§ Work required: The data below needs to be returned exactly, line for line.

§ Some records:
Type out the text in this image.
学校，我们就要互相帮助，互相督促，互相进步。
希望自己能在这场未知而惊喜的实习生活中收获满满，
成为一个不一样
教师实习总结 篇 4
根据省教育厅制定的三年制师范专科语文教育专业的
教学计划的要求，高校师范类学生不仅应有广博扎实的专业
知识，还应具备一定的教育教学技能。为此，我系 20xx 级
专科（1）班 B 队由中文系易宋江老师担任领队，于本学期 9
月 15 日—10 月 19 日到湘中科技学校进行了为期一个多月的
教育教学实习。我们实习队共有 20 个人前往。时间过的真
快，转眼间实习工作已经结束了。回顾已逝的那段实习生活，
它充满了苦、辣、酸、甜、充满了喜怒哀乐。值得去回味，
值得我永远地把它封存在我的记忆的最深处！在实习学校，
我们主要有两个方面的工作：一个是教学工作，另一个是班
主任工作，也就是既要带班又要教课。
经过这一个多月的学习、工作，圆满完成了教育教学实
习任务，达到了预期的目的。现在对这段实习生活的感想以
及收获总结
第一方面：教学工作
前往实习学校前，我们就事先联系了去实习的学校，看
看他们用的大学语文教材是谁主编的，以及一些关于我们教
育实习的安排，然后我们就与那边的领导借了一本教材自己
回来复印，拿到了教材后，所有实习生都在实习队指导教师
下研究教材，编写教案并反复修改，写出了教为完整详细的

§ Expected answer:
Type out the text in this image.
学校，我们就要互相帮助，互相督促，互相进步。
希望自己能在这场未知而惊喜的实习生活中收获满满，
成为一个不一样
教师实习总结 篇 4
根据省教育厅制定的三年制师范专科语文教育专业的
教学计划的要求，高校师范类学生不仅应有广博扎实的专业
知识，还应具备一定的教育教学技能。为此，我系 20xx 级
专科（1）班 B 队由中文系易宋江老师担任领队，于本学期 9
月 15 日—10 月 19 日到湘中科技学校进行了为期一个多月的
教育教学实习。我们实习队共有 20 个人前往。时间过的真
快，转眼间实习工作已经结束了。回顾已逝的那段实习生活，
它充满了苦、辣、酸、甜、充满了喜怒哀乐。值得去回味，
值得我永远地把它封存在我的记忆的最深处！在实习学校，
我们主要有两个方面的工作：一个是教学工作，另一个是班
主任工作，也就是既要带班又要教课。
经过这一个多月的学习、工作，圆满完成了教育教学实
习任务，达到了预期的目的。现在对这段实习生活的感想以
及收获总结
第一方面：教学工作
前往实习学校前，我们就事先联系了去实习的学校，看
看他们用的大学语文教材是谁主编的，以及一些关于我们教
育实习的安排，然后我们就与那边的领导借了一本教材自己
回来复印，拿到了教材后，所有实习生都在实习队指导教师
下研究教材，编写教案并反复修改，写出了教为完整详细的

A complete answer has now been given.